EXERCISE TASK: Copy every line of the data that includes the string "Beloved".

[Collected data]
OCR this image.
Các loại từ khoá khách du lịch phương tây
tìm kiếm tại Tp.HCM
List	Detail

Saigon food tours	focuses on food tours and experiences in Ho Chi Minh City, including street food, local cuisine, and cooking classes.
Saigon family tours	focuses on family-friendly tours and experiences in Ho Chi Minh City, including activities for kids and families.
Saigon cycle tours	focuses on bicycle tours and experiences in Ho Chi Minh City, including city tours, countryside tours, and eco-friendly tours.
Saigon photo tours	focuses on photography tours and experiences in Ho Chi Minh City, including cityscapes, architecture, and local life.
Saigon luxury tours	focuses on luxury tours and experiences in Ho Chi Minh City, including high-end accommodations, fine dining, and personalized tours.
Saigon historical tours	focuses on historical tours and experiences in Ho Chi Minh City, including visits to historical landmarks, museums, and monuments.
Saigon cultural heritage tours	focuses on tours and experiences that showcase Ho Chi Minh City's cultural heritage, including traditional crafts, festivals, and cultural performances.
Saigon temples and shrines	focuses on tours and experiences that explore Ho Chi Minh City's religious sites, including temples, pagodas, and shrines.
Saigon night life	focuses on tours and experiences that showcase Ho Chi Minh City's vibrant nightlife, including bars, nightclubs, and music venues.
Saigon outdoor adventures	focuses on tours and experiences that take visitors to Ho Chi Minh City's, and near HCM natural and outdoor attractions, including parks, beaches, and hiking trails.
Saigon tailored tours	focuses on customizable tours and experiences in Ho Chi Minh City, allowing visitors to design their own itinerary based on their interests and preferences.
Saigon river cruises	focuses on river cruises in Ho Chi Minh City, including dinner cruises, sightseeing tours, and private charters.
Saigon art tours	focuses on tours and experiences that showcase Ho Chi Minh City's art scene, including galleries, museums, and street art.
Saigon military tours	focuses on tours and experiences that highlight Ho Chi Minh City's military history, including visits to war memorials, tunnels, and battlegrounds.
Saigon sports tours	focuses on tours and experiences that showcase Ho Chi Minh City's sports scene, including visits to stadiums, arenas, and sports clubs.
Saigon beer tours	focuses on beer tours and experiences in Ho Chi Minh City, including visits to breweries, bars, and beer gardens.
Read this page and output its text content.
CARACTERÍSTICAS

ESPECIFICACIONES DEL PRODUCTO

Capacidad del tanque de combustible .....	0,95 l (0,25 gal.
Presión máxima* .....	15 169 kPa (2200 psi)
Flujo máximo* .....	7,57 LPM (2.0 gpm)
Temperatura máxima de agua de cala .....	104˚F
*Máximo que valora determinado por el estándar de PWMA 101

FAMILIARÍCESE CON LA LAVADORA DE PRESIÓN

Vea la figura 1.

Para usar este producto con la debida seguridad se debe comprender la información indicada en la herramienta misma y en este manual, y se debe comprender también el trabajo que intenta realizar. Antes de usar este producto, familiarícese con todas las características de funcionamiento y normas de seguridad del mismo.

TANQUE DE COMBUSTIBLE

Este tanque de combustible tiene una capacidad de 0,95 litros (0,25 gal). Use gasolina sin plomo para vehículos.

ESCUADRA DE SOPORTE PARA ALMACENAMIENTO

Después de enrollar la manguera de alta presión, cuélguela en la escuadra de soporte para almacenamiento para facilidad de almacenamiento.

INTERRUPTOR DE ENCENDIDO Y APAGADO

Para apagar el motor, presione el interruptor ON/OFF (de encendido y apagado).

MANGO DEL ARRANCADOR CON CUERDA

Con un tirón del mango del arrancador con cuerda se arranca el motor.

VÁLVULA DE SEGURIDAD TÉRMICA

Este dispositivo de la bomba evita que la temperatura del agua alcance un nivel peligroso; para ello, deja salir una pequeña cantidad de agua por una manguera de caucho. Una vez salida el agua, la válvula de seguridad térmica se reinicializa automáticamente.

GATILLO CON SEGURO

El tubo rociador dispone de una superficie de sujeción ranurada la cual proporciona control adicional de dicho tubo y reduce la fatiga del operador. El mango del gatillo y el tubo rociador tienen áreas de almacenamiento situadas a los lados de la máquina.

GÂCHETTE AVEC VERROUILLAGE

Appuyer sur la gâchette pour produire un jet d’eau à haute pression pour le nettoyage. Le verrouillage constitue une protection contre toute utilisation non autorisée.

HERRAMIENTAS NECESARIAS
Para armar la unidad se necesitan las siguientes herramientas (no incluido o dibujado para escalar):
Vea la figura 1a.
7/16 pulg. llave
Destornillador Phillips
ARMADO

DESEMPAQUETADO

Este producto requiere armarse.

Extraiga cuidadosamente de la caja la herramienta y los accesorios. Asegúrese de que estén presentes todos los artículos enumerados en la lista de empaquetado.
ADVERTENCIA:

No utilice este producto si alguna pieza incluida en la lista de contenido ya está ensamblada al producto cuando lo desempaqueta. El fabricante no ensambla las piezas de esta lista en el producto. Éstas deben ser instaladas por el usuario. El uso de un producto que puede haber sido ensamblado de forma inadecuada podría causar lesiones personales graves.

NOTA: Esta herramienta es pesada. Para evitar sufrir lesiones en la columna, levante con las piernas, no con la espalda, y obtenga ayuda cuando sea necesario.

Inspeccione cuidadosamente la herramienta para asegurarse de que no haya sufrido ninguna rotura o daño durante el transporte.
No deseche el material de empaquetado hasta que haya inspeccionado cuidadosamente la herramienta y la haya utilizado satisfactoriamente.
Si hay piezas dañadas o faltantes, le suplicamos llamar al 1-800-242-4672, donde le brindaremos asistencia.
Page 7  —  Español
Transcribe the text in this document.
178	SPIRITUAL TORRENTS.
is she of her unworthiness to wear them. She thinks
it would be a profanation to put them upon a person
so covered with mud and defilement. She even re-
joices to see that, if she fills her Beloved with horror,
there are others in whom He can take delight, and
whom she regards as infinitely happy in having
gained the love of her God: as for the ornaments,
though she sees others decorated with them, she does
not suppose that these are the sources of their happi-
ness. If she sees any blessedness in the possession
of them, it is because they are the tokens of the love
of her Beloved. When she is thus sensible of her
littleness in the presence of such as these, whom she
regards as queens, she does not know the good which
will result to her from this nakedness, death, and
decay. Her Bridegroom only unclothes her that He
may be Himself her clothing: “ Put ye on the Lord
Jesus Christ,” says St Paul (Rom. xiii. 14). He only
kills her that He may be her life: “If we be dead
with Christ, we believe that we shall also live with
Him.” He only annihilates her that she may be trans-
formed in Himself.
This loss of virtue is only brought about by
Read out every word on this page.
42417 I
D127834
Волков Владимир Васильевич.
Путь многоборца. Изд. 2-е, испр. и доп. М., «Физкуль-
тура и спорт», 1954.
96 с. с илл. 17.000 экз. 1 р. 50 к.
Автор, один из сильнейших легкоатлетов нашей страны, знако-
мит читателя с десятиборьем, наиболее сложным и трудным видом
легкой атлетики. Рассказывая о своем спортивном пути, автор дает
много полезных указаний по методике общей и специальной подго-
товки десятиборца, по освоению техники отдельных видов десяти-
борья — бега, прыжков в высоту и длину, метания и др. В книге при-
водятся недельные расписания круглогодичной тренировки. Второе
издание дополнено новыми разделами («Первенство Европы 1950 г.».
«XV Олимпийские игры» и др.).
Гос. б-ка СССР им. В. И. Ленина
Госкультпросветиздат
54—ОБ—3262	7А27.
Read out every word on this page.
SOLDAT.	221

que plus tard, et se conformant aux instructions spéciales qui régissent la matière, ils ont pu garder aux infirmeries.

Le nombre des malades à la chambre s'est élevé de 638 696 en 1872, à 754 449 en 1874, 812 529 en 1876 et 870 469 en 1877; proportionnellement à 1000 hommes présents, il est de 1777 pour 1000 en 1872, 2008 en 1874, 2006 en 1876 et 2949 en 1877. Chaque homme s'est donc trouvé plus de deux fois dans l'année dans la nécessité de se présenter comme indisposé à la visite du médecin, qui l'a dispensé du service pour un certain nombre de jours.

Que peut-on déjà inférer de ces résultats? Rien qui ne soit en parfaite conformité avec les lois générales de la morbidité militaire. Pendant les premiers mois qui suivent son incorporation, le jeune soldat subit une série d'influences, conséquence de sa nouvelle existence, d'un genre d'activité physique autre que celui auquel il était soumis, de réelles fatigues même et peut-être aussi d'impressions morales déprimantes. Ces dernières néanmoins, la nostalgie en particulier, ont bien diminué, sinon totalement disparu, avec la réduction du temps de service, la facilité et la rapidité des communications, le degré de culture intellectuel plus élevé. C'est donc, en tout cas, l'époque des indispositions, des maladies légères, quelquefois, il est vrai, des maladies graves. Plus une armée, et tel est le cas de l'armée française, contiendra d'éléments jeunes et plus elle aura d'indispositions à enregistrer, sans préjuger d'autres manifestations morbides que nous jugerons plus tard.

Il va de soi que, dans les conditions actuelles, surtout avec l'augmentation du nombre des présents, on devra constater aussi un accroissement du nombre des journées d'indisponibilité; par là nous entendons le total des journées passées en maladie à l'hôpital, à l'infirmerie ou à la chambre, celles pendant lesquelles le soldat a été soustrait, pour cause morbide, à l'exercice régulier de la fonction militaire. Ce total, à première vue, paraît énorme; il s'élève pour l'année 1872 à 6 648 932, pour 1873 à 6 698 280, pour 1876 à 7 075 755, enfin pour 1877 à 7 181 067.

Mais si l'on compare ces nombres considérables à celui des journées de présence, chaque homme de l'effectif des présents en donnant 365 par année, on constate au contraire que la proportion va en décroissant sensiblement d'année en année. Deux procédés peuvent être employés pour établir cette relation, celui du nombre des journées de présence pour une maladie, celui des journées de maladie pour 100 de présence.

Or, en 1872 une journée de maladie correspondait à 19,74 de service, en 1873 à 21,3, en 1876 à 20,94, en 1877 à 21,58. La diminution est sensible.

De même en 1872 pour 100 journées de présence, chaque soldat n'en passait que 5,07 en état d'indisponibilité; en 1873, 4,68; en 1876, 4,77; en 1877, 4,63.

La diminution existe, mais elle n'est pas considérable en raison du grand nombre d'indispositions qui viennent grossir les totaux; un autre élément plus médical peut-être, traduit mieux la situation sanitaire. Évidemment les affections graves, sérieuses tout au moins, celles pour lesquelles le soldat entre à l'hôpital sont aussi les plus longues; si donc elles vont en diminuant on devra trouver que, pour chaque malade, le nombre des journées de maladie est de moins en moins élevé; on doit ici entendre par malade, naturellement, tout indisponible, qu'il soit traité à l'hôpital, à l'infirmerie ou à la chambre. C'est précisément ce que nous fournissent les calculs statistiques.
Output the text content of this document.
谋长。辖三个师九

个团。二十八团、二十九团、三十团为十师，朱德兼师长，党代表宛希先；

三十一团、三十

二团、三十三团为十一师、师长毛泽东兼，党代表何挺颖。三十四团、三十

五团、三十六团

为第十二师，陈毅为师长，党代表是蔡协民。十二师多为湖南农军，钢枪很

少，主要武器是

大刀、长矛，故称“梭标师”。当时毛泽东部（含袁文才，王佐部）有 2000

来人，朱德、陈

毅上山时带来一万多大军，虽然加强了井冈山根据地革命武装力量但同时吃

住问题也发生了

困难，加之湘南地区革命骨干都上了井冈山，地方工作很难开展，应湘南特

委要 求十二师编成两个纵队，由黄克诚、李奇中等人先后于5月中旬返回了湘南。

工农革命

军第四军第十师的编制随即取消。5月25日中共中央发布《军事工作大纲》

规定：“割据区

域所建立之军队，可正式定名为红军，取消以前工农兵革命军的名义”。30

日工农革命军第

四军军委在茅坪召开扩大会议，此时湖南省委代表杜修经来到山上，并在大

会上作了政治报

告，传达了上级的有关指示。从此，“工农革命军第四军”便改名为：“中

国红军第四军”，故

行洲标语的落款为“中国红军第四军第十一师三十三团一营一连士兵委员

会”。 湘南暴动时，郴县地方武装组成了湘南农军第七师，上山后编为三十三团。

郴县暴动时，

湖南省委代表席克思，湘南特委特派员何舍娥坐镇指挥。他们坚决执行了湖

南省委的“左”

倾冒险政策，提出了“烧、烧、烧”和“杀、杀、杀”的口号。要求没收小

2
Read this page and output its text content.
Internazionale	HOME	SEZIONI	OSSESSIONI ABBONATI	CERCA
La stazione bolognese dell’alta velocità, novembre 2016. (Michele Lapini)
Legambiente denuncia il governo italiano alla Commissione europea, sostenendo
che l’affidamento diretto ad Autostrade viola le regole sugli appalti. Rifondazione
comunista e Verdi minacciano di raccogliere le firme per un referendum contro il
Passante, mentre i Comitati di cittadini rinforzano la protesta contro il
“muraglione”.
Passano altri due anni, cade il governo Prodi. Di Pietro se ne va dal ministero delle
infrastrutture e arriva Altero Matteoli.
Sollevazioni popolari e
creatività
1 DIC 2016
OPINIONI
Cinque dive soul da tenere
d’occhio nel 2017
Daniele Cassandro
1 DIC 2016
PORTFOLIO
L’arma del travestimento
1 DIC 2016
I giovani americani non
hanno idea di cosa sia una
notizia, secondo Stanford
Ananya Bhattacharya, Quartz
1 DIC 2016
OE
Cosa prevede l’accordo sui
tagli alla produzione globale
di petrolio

TASK OUTPUT:
joices to see that, if she fills her Beloved with horror,
of her Beloved. When she is thus sensible of her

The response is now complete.